*DESCRIPTION OF THE TASK*: Examine the entries and show every line in which the word "name" is found.

'''

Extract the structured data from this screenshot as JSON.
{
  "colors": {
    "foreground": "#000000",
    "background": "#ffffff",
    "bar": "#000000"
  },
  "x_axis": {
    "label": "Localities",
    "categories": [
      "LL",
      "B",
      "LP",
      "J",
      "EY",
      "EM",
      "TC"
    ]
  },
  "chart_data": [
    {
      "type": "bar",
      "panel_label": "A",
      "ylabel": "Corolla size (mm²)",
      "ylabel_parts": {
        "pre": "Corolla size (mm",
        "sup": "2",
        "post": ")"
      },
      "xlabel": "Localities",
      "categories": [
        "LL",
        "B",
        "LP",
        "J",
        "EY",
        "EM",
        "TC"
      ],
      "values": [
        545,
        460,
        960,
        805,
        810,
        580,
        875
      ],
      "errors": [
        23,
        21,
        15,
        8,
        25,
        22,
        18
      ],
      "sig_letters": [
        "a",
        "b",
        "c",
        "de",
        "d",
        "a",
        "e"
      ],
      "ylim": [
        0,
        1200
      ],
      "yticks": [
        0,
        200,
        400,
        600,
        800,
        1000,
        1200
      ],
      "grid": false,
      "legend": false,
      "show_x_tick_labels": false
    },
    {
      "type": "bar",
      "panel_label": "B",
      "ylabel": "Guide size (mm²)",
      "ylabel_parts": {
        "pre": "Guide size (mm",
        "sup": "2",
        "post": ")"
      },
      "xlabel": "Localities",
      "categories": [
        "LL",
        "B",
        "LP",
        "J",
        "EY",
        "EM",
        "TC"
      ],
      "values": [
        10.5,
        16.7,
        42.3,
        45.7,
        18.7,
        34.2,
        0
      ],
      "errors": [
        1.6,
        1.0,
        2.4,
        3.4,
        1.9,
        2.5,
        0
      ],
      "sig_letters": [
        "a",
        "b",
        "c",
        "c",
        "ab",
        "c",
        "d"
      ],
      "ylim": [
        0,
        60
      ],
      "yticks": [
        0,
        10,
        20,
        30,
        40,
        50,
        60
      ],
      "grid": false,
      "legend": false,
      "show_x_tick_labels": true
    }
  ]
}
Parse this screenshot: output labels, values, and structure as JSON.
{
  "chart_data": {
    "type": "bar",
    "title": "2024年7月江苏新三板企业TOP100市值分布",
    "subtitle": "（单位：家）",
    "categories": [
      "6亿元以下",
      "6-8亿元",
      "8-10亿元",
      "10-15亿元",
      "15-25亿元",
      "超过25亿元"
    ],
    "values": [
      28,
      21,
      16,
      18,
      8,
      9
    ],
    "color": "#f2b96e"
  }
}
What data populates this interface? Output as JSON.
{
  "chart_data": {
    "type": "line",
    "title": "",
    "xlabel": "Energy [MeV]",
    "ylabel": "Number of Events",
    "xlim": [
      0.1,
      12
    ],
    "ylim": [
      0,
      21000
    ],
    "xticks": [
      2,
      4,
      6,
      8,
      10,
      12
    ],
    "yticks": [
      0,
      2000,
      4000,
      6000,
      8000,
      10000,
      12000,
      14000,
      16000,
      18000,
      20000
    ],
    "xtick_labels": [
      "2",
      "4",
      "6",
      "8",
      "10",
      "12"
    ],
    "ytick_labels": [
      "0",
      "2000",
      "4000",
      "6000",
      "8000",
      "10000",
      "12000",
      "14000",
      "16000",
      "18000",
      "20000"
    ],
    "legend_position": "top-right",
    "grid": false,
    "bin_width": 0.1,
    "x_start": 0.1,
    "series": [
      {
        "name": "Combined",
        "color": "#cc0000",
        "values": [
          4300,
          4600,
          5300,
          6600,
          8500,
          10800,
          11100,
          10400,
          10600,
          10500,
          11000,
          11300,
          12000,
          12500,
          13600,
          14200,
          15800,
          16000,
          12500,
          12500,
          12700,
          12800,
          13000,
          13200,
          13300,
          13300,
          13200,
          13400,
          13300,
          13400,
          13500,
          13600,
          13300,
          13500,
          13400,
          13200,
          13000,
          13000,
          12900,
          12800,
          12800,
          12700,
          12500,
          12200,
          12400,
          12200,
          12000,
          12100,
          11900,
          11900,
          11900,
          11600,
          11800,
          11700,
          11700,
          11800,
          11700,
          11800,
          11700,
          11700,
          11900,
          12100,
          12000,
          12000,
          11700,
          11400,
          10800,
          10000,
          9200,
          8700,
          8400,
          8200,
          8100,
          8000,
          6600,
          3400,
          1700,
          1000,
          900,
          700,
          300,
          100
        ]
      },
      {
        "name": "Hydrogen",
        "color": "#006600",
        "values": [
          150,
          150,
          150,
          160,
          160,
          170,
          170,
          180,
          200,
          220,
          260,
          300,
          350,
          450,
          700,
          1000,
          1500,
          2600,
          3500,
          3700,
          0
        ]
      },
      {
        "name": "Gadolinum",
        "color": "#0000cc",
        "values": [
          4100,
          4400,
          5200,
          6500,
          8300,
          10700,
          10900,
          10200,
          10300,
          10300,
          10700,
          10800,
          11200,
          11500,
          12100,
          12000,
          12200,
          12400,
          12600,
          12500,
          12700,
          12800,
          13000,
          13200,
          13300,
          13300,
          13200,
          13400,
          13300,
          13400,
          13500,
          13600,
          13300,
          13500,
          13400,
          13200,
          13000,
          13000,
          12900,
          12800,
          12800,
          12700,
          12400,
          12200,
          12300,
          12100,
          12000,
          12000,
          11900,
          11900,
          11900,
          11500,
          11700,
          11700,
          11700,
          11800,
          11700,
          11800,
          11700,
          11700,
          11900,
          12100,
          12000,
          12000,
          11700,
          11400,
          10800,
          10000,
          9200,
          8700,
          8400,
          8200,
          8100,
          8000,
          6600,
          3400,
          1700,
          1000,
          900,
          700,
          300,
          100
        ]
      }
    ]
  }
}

'''

*OUTPUT OF THE TASK*:
        "name": "Combined",
        "name": "Hydrogen",
        "name": "Gadolinum",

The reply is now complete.